SELECTION.

[PATCH v4 0/8] Improve performance of VM translation on x86_64

From: Alexander Duyck
Date: Fri Nov 16 2012 - 16:53:37 EST


This patch series is meant to address several issues I encountered with VM
translations on x86_64. In my testing I found that swiotlb was incurring up
to a 5% processing overhead due to calls to __phys_addr. To address that I
have updated swiotlb to use physical addresses instead of virtual addresses
to reduce the need to call __phys_addr. However those patches didn't address
the other callers. With these patches applied I am able to achieve an
additional 1% to 2% performance gain on top of the changes to swiotlb.

The first 2 patches are the performance optimizations that result in the 1% to
2% increase in overall performance. The remaining patches are various
cleanups for a number of spots where __pa or virt_to_phys was being called
and was not needed or __pa_symbol could have been used.

SUPPLIED INFORMATION.
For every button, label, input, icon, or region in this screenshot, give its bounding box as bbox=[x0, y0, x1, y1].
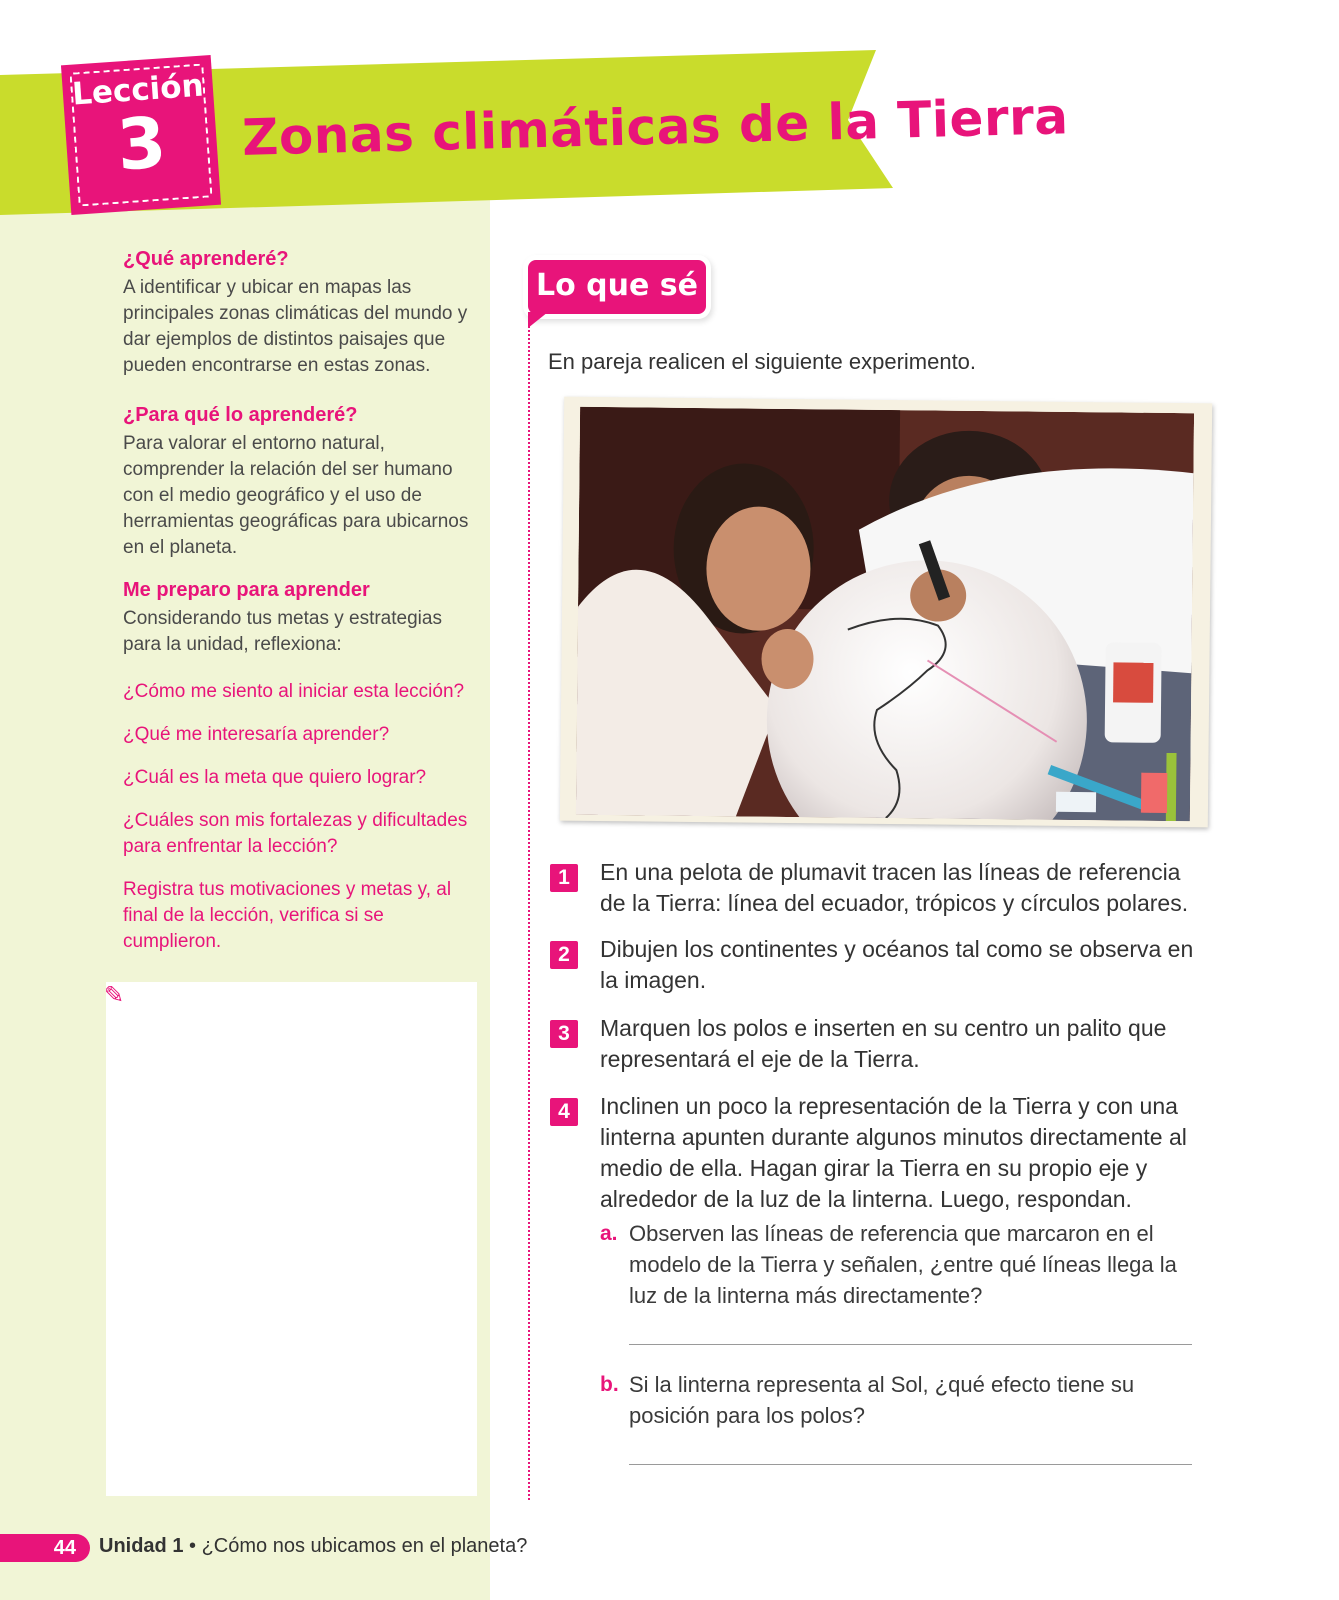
lesson-word: Lección bbox=[70, 67, 205, 113]
section-tag-tail bbox=[528, 312, 548, 328]
sidebar-closing-text: Registra tus motivaciones y metas y, al final de la lección, verifica si se cumplieron. bbox=[123, 879, 452, 952]
pencil-icon: ✎ bbox=[104, 982, 125, 1009]
page-title: Zonas climáticas de la Tierra bbox=[241, 87, 1070, 167]
subquestion-text: Observen las líneas de referencia que marcaron en el modelo de la Tierra y señalen, ¿entre qué líneas llega la luz de la linterna más directamente? bbox=[629, 1221, 1177, 1308]
sidebar-heading-what: ¿Qué aprenderé? bbox=[123, 248, 289, 270]
photo-frame bbox=[560, 397, 1212, 828]
footer-unit-label: Unidad 1 bbox=[99, 1535, 184, 1557]
lesson-number: 3 bbox=[114, 101, 169, 187]
step-text: En una pelota de plumavit tracen las líneas de referencia de la Tierra: línea del ecuador, trópicos y círculos polares. bbox=[600, 859, 1189, 916]
sidebar-closing bbox=[123, 877, 453, 955]
step-number: 4 bbox=[550, 1098, 578, 1126]
reflection-question bbox=[123, 808, 478, 860]
answer-line-a[interactable] bbox=[629, 1344, 1192, 1345]
step-text: Dibujen los continentes y océanos tal como se observa en la imagen. bbox=[600, 936, 1194, 993]
column-divider bbox=[528, 318, 530, 1500]
sidebar-text-prepare: Considerando tus metas y estrategias para la unidad, reflexiona: bbox=[123, 608, 442, 655]
footer-bullet: • bbox=[189, 1535, 197, 1557]
section-tag bbox=[528, 260, 706, 314]
sidebar-heading-prepare: Me preparo para aprender bbox=[123, 579, 370, 601]
subquestion-letter: a. bbox=[600, 1222, 618, 1245]
reflection-question-text: ¿Cómo me siento al iniciar esta lección? bbox=[123, 681, 465, 702]
students-globe-photo bbox=[576, 407, 1194, 821]
reflection-question bbox=[123, 679, 478, 705]
subquestion-text: Si la linterna representa al Sol, ¿qué efecto tiene su posición para los polos? bbox=[629, 1372, 1135, 1428]
reflection-question-text: ¿Cuál es la meta que quiero lograr? bbox=[123, 767, 427, 788]
step-number: 1 bbox=[550, 864, 578, 892]
reflection-question bbox=[123, 765, 478, 791]
footer-unit bbox=[99, 1535, 527, 1558]
step-number: 2 bbox=[550, 941, 578, 969]
step-number: 3 bbox=[550, 1020, 578, 1048]
page-number: 44 bbox=[0, 1534, 90, 1562]
step-text: Marquen los polos e inserten en su centro un palito que representará el eje de la Tierra. bbox=[600, 1015, 1167, 1072]
subquestion-letter: b. bbox=[600, 1373, 619, 1396]
sidebar-section-prepare bbox=[123, 579, 478, 658]
sidebar-text-what: A identificar y ubicar en mapas las principales zonas climáticas del mundo y dar ejemplos de distintos paisajes que pueden encontrarse en estas zonas. bbox=[123, 277, 468, 376]
answer-line-b[interactable] bbox=[629, 1464, 1192, 1465]
sidebar-section-why bbox=[123, 404, 478, 561]
sidebar-section-what bbox=[123, 248, 478, 379]
reflection-question bbox=[123, 722, 478, 748]
lesson-badge bbox=[61, 55, 221, 215]
footer-unit-title: ¿Cómo nos ubicamos en el planeta? bbox=[201, 1535, 528, 1557]
step-text: Inclinen un poco la representación de la Tierra y con una linterna apunten durante algunos minutos directamente al medio de ella. Hagan girar la Tierra en su propio eje y alrededor de la luz de la linterna. Luego, respondan. bbox=[600, 1093, 1187, 1212]
notes-area[interactable] bbox=[106, 982, 477, 1496]
intro-text: En pareja realicen el siguiente experimento. bbox=[548, 349, 977, 374]
reflection-question-text: ¿Cuáles son mis fortalezas y dificultades para enfrentar la lección? bbox=[123, 810, 468, 857]
section-tag-label: Lo que sé bbox=[536, 268, 698, 303]
sidebar-heading-why: ¿Para qué lo aprenderé? bbox=[123, 404, 358, 426]
reflection-question-text: ¿Qué me interesaría aprender? bbox=[123, 724, 390, 745]
sidebar-text-why: Para valorar el entorno natural, comprender la relación del ser humano con el medio geográfico y el uso de herramientas geográficas para ubicarnos en el planeta. bbox=[123, 433, 469, 558]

EXERCISE TASKS.
• a. Answer these from the patch announcement, one line each:
(i) How much processing overhead did swiotlb incur in the author's testing?
(ii) What did the author update swiotlb to use instead of virtual addresses?
(iii) Which patches produce the 1% to 2% increase in overall performance?
• b. Output the stretch of the patch announcement from "This patch series" through "have been used.".
• c. Pick up the patch announcement on x86_64 VM translation after its last sentence and keep writing.

ANSWERS BELOW.
• a.
(i) Up to 5%, due to calls to __phys_addr.
(ii) Physical addresses.
(iii) The first 2 patches.

• b.
This patch series is meant to address several issues I encountered with VM
translations on x86_64. In my testing I found that swiotlb was incurring up
to a 5% processing overhead due to calls to __phys_addr. To address that I
have updated swiotlb to use physical addresses instead of virtual addresses
to reduce the need to call __phys_addr. However those patches didn't address
the other callers. With these patches applied I am able to achieve an
additional 1% to 2% performance gain on top of the changes to swiotlb.

The first 2 patches are the performance optimizations that result in the 1% to
2% increase in overall performance. The remaining patches are various
cleanups for a number of spots where __pa or virt_to_phys was being called
and was not needed or __pa_symbol could have been used.

• c.
It doesn't seem like the v2 patch set was accepted so I am submitting an
updated v3 set that is rebased off of linux-next with a few additional
improvements to the existing patches. Specifically the first patch now also
updates __virt_addr_valid so that it is almost identical in layout to
__phys_addr. Also I found one additional spot in init_64.c that could use
__pa_symbol instead of virt_to_page calls so I updated the first __pa_symbol
patch for the x86 init calls.

With this patch set applied I am noticing a 1-2% improvement in performance in
my routing tests. Without my earlier swiotlb changes applied it was getting
as high as 6-7% because that code originally relied heavily on virt_to_phys.

The overall effect on size varies depending on what kernel options are
enabled. I have notices that almost all of the network device drivers have
dropped in size by around 100 bytes. I suspect this is due to the fact that
the virt_to_page call in dma_map_single is now less expensive. However the
default build for x86_64 increases the vmlinux size by 3.5K with this change
applied.

v2: Rebased changes onto linux-next due to changes in x86/xen tree.
v3: Changes to __virt_addr_valid so it was in sync with __phys_addr.
Changes to init_64.c function mark_rodata_ro to avoid virt_to_page calls.
v4: Spun x86/xen changes off as a separate patch.
Added new patch to push address translation into page_64.h.
Minor change to __phys_addr_symbol to avoid unnecessary second > check.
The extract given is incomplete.